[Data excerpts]
--- Begin ---

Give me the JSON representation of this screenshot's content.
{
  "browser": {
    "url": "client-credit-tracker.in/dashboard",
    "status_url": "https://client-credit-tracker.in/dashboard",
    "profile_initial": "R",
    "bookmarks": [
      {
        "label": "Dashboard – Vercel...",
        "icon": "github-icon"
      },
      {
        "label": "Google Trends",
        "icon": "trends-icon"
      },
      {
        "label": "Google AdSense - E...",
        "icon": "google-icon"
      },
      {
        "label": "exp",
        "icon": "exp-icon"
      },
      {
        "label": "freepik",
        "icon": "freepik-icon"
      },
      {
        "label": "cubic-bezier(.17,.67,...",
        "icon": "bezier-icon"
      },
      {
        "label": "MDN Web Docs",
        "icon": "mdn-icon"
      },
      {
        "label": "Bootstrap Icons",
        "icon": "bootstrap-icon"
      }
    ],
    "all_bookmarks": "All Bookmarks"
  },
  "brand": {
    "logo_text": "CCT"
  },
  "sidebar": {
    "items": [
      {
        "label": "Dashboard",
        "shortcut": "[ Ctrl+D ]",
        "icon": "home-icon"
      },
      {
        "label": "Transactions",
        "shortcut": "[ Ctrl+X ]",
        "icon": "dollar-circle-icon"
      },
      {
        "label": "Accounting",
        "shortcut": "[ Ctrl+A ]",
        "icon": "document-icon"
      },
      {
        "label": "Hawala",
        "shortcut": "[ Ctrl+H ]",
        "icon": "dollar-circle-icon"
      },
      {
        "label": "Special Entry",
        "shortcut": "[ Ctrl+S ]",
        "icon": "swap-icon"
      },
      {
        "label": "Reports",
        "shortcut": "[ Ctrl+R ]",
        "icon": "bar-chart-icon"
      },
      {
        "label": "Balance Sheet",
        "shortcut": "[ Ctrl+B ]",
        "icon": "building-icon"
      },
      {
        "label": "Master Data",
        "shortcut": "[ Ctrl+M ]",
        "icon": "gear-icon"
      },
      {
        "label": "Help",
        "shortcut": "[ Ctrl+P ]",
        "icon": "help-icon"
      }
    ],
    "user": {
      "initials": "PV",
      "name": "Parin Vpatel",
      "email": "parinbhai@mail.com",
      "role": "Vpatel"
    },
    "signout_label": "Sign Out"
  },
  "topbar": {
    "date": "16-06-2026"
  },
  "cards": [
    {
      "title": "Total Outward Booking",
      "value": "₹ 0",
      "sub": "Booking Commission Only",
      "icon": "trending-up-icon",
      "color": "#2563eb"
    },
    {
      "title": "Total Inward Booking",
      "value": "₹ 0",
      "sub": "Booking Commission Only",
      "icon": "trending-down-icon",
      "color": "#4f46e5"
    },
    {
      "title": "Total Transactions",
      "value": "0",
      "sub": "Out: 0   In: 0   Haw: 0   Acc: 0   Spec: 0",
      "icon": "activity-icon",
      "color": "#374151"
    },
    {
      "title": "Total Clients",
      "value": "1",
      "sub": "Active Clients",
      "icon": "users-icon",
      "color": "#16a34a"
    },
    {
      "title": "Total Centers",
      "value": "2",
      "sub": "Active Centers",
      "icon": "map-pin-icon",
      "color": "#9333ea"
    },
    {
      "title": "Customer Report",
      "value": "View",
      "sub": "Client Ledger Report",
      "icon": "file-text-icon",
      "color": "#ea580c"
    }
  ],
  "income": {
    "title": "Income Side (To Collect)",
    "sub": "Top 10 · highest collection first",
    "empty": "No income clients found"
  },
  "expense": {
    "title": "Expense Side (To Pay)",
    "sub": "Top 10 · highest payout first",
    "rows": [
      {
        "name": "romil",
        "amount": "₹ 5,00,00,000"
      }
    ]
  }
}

--- End ---

Brief:
Wherever "trending" shows up in a line, copy that line.

Result for this exercise:
      "icon": "trending-up-icon",
      "icon": "trending-down-icon",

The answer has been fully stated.